### What is expected
Give back the records below exactly, every one, with no pictures.

### Stored data entries
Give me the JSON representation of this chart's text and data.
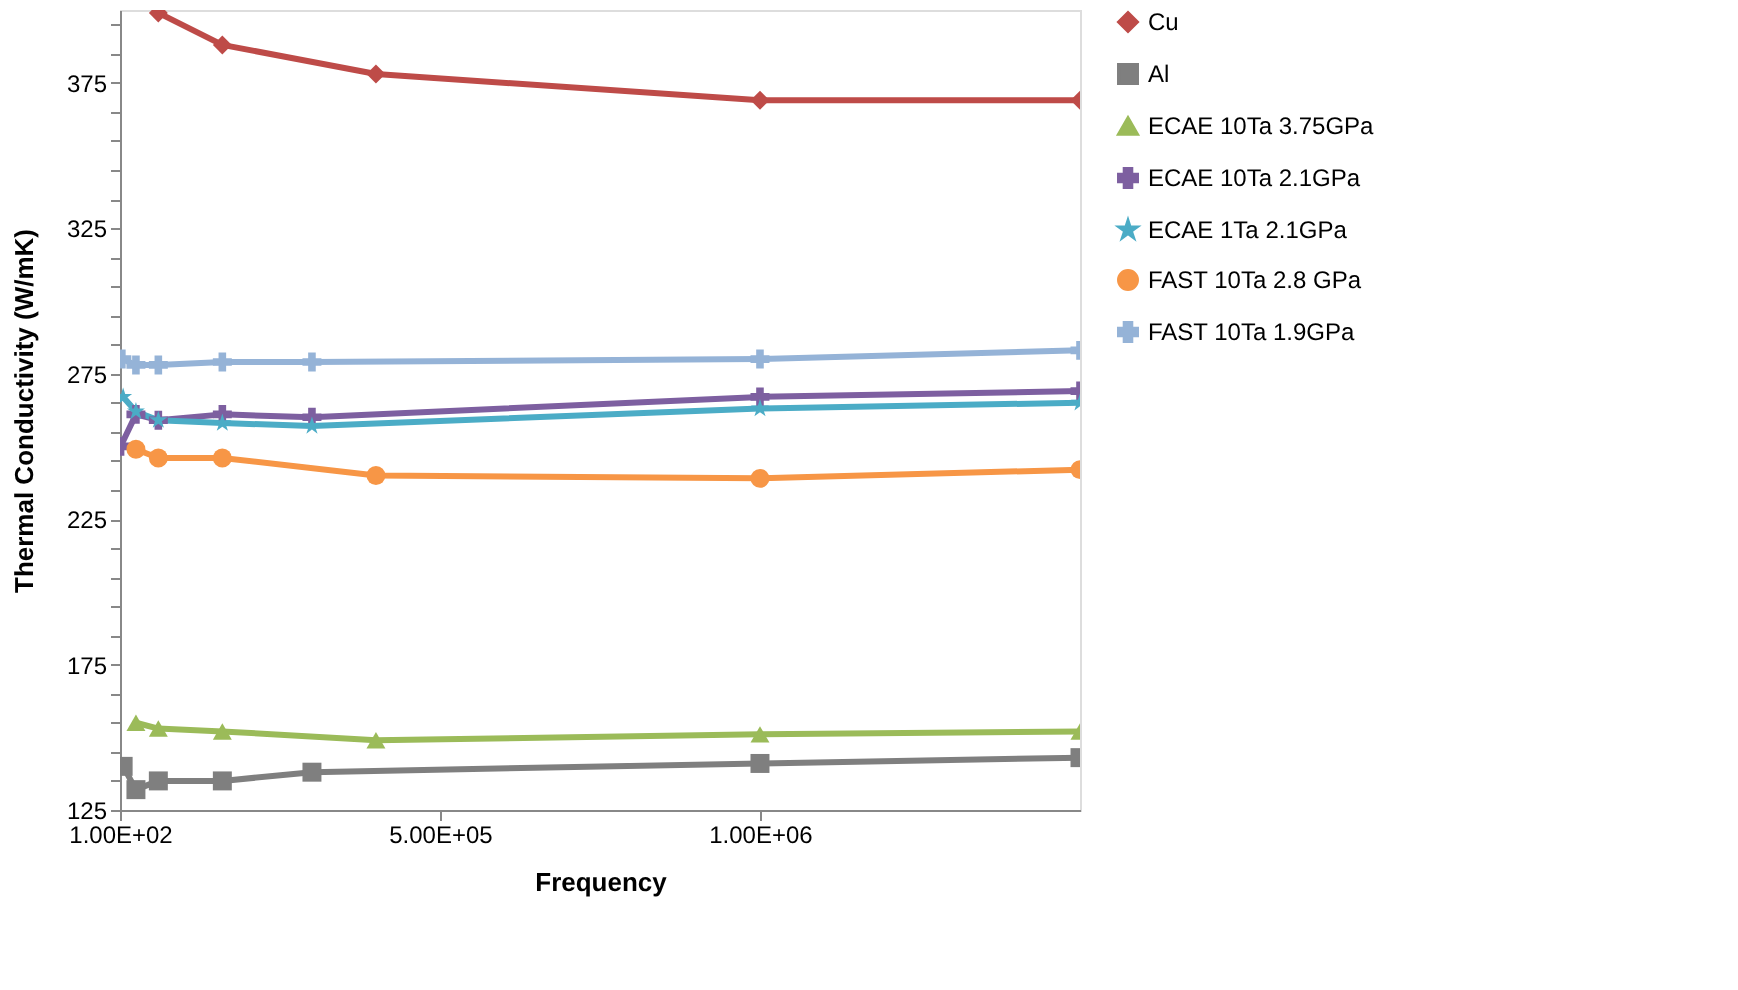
{
  "chart_data": {
    "type": "line",
    "xlabel": "Frequency",
    "ylabel": "Thermal Conductivity (W/mK)",
    "xlim": [
      100,
      1500000
    ],
    "xticks": [
      {
        "value": 100,
        "label": "1.00E+02"
      },
      {
        "value": 500000,
        "label": "5.00E+05"
      },
      {
        "value": 1000000,
        "label": "1.00E+06"
      }
    ],
    "ylim": [
      125,
      400
    ],
    "yticks": [
      125,
      {
        "value": 135,
        "label": null
      },
      {
        "value": 145,
        "label": null
      },
      {
        "value": 155,
        "label": null
      },
      {
        "value": 165,
        "label": null
      },
      175,
      {
        "value": 185,
        "label": null
      },
      {
        "value": 195,
        "label": null
      },
      {
        "value": 205,
        "label": null
      },
      {
        "value": 215,
        "label": null
      },
      225,
      {
        "value": 235,
        "label": null
      },
      {
        "value": 245,
        "label": null
      },
      {
        "value": 255,
        "label": null
      },
      {
        "value": 265,
        "label": null
      },
      275,
      {
        "value": 285,
        "label": null
      },
      {
        "value": 295,
        "label": null
      },
      {
        "value": 305,
        "label": null
      },
      {
        "value": 315,
        "label": null
      },
      325,
      {
        "value": 335,
        "label": null
      },
      {
        "value": 345,
        "label": null
      },
      {
        "value": 355,
        "label": null
      },
      {
        "value": 365,
        "label": null
      },
      375,
      {
        "value": 385,
        "label": null
      },
      {
        "value": 395,
        "label": null
      }
    ],
    "grid": false,
    "legend": "right",
    "series": [
      {
        "name": "Cu",
        "color": "#be4b48",
        "marker": "diamond",
        "x": [
          60000,
          160000,
          400000,
          1000000,
          1500000
        ],
        "values": [
          399,
          388,
          378,
          369,
          369
        ]
      },
      {
        "name": "Al",
        "color": "#7f7f7f",
        "marker": "square",
        "x": [
          5000,
          25000,
          60000,
          160000,
          300000,
          1000000,
          1500000
        ],
        "values": [
          140,
          132,
          135,
          135,
          138,
          141,
          143
        ]
      },
      {
        "name": "ECAE 10Ta 3.75GPa",
        "color": "#9bbb59",
        "marker": "triangle",
        "x": [
          25000,
          60000,
          160000,
          400000,
          1000000,
          1500000
        ],
        "values": [
          155,
          153,
          152,
          149,
          151,
          152
        ]
      },
      {
        "name": "ECAE 10Ta 2.1GPa",
        "color": "#7d5fa0",
        "marker": "cross",
        "x": [
          1000,
          25000,
          60000,
          160000,
          300000,
          1000000,
          1500000
        ],
        "values": [
          250,
          261,
          259,
          261,
          260,
          267,
          269
        ]
      },
      {
        "name": "ECAE 1Ta 2.1GPa",
        "color": "#4bacc6",
        "marker": "star",
        "x": [
          5000,
          25000,
          60000,
          160000,
          300000,
          1000000,
          1500000
        ],
        "values": [
          267,
          262,
          259,
          258,
          257,
          263,
          265
        ]
      },
      {
        "name": "FAST 10Ta 2.8 GPa",
        "color": "#f79646",
        "marker": "circle",
        "x": [
          25000,
          60000,
          160000,
          400000,
          1000000,
          1500000
        ],
        "values": [
          249,
          246,
          246,
          240,
          239,
          242
        ]
      },
      {
        "name": "FAST 10Ta 1.9GPa",
        "color": "#95b3d7",
        "marker": "cross",
        "x": [
          3000,
          25000,
          60000,
          160000,
          300000,
          1000000,
          1500000
        ],
        "values": [
          280,
          278,
          278,
          279,
          279,
          280,
          283
        ]
      }
    ]
  }
}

### The response
Give me the JSON representation of this chart's text and data.
{
  "chart_data": {
    "type": "line",
    "xlabel": "Frequency",
    "ylabel": "Thermal Conductivity (W/mK)",
    "xlim": [
      100,
      1500000
    ],
    "xticks": [
      {
        "value": 100,
        "label": "1.00E+02"
      },
      {
        "value": 500000,
        "label": "5.00E+05"
      },
      {
        "value": 1000000,
        "label": "1.00E+06"
      }
    ],
    "ylim": [
      125,
      400
    ],
    "yticks": [
      125,
      {
        "value": 135,
        "label": null
      },
      {
        "value": 145,
        "label": null
      },
      {
        "value": 155,
        "label": null
      },
      {
        "value": 165,
        "label": null
      },
      175,
      {
        "value": 185,
        "label": null
      },
      {
        "value": 195,
        "label": null
      },
      {
        "value": 205,
        "label": null
      },
      {
        "value": 215,
        "label": null
      },
      225,
      {
        "value": 235,
        "label": null
      },
      {
        "value": 245,
        "label": null
      },
      {
        "value": 255,
        "label": null
      },
      {
        "value": 265,
        "label": null
      },
      275,
      {
        "value": 285,
        "label": null
      },
      {
        "value": 295,
        "label": null
      },
      {
        "value": 305,
        "label": null
      },
      {
        "value": 315,
        "label": null
      },
      325,
      {
        "value": 335,
        "label": null
      },
      {
        "value": 345,
        "label": null
      },
      {
        "value": 355,
        "label": null
      },
      {
        "value": 365,
        "label": null
      },
      375,
      {
        "value": 385,
        "label": null
      },
      {
        "value": 395,
        "label": null
      }
    ],
    "grid": false,
    "legend": "right",
    "series": [
      {
        "name": "Cu",
        "color": "#be4b48",
        "marker": "diamond",
        "x": [
          60000,
          160000,
          400000,
          1000000,
          1500000
        ],
        "values": [
          399,
          388,
          378,
          369,
          369
        ]
      },
      {
        "name": "Al",
        "color": "#7f7f7f",
        "marker": "square",
        "x": [
          5000,
          25000,
          60000,
          160000,
          300000,
          1000000,
          1500000
        ],
        "values": [
          140,
          132,
          135,
          135,
          138,
          141,
          143
        ]
      },
      {
        "name": "ECAE 10Ta 3.75GPa",
        "color": "#9bbb59",
        "marker": "triangle",
        "x": [
          25000,
          60000,
          160000,
          400000,
          1000000,
          1500000
        ],
        "values": [
          155,
          153,
          152,
          149,
          151,
          152
        ]
      },
      {
        "name": "ECAE 10Ta 2.1GPa",
        "color": "#7d5fa0",
        "marker": "cross",
        "x": [
          1000,
          25000,
          60000,
          160000,
          300000,
          1000000,
          1500000
        ],
        "values": [
          250,
          261,
          259,
          261,
          260,
          267,
          269
        ]
      },
      {
        "name": "ECAE 1Ta 2.1GPa",
        "color": "#4bacc6",
        "marker": "star",
        "x": [
          5000,
          25000,
          60000,
          160000,
          300000,
          1000000,
          1500000
        ],
        "values": [
          267,
          262,
          259,
          258,
          257,
          263,
          265
        ]
      },
      {
        "name": "FAST 10Ta 2.8 GPa",
        "color": "#f79646",
        "marker": "circle",
        "x": [
          25000,
          60000,
          160000,
          400000,
          1000000,
          1500000
        ],
        "values": [
          249,
          246,
          246,
          240,
          239,
          242
        ]
      },
      {
        "name": "FAST 10Ta 1.9GPa",
        "color": "#95b3d7",
        "marker": "cross",
        "x": [
          3000,
          25000,
          60000,
          160000,
          300000,
          1000000,
          1500000
        ],
        "values": [
          280,
          278,
          278,
          279,
          279,
          280,
          283
        ]
      }
    ]
  }
}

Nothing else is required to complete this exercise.